Would you pull out every line of the material that contains the string "công"?

(Some records)
++++++
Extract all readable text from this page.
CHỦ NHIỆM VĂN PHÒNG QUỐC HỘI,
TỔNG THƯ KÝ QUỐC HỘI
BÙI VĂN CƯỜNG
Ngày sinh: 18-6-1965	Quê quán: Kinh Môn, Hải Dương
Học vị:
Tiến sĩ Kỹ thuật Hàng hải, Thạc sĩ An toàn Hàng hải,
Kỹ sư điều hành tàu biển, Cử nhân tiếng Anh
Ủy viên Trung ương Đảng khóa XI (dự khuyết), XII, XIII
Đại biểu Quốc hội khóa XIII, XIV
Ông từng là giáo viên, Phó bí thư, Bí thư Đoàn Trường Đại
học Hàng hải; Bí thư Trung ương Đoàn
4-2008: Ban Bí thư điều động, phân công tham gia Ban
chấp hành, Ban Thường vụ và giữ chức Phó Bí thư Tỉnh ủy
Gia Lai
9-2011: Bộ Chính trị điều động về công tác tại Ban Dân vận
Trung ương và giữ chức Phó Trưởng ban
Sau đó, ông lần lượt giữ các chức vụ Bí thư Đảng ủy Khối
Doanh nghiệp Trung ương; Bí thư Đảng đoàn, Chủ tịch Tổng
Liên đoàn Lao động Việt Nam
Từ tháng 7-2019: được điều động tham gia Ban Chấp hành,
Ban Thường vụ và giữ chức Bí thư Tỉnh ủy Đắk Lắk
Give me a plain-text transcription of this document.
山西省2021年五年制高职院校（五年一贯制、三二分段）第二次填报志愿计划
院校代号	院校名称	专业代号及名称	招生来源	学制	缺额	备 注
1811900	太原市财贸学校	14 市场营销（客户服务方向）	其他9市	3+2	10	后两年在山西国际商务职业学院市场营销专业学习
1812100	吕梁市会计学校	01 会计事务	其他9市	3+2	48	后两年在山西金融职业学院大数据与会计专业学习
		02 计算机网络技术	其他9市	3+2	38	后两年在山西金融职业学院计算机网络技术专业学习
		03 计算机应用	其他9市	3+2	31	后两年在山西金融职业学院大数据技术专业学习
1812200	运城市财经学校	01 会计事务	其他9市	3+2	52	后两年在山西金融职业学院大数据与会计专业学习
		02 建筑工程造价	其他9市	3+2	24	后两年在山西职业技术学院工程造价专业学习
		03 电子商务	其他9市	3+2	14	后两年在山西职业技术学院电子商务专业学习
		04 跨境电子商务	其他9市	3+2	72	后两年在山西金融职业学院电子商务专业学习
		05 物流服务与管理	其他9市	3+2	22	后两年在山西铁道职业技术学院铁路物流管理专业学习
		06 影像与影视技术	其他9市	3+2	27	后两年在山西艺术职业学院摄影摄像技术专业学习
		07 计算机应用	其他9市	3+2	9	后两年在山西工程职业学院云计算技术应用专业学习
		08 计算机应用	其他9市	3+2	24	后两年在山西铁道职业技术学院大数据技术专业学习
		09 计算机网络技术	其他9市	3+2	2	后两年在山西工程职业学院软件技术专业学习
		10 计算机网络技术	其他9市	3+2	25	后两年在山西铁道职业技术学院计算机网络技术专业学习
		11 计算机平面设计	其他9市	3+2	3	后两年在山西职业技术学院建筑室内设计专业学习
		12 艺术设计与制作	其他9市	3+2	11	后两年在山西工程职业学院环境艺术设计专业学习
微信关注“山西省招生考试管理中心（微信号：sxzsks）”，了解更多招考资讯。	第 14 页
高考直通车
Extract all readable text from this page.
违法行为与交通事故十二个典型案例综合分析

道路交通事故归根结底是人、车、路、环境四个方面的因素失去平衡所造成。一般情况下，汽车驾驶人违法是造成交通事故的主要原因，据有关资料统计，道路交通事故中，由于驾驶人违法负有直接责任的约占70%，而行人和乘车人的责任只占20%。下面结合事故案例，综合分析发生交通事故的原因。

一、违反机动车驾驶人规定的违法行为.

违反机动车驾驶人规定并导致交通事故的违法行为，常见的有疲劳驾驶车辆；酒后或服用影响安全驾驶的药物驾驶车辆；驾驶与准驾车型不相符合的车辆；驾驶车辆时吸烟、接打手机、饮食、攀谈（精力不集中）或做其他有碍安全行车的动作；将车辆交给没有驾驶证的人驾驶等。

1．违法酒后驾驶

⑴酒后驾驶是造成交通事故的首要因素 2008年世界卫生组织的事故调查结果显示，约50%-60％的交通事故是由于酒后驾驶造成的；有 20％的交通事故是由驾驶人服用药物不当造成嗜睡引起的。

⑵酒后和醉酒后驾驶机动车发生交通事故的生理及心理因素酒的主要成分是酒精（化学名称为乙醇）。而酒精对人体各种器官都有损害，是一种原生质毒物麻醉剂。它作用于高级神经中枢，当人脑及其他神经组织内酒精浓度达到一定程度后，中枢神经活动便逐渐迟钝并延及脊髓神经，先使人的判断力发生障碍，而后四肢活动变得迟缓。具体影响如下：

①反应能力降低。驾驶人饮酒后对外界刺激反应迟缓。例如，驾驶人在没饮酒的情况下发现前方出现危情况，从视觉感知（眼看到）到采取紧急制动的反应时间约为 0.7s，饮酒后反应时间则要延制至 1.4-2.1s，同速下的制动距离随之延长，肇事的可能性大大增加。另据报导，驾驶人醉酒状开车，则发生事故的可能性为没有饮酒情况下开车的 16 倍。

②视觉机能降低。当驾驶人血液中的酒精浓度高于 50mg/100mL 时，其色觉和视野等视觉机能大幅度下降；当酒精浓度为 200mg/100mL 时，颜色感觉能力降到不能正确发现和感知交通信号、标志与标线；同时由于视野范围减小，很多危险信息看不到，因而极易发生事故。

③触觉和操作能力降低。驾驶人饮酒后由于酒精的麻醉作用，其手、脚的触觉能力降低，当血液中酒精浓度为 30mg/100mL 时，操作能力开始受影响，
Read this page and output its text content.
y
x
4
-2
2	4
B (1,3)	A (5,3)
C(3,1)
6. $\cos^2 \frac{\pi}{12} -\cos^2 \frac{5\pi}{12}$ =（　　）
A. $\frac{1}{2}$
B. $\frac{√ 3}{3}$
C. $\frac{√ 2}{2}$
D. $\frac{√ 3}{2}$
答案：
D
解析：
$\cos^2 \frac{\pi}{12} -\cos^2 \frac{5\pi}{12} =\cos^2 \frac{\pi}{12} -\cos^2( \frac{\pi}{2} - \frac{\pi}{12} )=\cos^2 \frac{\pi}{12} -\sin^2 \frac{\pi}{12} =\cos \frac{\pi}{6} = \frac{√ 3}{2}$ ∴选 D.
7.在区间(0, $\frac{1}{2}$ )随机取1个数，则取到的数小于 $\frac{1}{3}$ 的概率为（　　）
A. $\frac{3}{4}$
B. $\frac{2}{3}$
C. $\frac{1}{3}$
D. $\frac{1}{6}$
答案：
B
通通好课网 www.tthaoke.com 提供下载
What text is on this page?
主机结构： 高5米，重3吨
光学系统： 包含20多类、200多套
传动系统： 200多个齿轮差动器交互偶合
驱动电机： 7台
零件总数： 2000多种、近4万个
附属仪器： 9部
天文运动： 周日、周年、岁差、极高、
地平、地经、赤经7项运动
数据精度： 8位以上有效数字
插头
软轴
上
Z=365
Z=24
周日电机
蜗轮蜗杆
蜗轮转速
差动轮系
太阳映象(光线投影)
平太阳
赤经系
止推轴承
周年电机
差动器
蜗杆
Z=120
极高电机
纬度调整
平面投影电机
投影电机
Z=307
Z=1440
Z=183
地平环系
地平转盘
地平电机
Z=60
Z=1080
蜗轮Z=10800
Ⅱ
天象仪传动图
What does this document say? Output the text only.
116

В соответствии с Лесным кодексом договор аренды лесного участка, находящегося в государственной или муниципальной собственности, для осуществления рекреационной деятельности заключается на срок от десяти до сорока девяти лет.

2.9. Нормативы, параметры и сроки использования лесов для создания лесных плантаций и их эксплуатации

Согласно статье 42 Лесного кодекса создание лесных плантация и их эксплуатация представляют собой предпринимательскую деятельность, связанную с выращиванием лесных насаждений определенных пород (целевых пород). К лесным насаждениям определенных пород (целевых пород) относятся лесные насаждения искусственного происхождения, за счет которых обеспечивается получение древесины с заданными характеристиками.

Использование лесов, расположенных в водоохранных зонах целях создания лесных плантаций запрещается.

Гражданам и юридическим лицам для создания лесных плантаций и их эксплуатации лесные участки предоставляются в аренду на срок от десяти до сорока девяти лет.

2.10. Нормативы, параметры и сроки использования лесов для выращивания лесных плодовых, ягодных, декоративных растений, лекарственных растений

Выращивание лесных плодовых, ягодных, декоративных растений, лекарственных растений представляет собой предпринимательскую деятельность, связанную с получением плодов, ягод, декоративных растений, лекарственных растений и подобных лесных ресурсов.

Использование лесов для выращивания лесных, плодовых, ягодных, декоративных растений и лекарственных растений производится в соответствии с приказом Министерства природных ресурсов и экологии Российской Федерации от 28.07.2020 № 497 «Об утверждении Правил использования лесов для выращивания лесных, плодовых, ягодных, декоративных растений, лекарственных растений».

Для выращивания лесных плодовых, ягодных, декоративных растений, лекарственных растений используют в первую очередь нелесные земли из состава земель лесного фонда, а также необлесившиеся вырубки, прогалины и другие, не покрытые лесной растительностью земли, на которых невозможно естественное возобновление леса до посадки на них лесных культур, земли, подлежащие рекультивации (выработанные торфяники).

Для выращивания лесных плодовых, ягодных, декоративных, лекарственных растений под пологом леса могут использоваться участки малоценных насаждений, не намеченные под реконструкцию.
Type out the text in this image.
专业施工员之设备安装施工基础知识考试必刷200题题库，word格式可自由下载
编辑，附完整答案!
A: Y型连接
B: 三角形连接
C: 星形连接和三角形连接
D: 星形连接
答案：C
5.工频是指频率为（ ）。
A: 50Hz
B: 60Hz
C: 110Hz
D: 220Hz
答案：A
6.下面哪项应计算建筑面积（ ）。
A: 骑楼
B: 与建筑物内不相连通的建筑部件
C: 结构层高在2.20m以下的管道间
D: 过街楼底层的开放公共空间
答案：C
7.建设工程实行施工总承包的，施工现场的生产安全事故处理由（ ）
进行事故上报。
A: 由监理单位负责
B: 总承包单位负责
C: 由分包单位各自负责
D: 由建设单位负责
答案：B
++++++
SOLVED EXERCISE
4-2008: Ban Bí thư điều động, phân công tham gia Ban
9-2011: Bộ Chính trị điều động về công tác tại Ban Dân vận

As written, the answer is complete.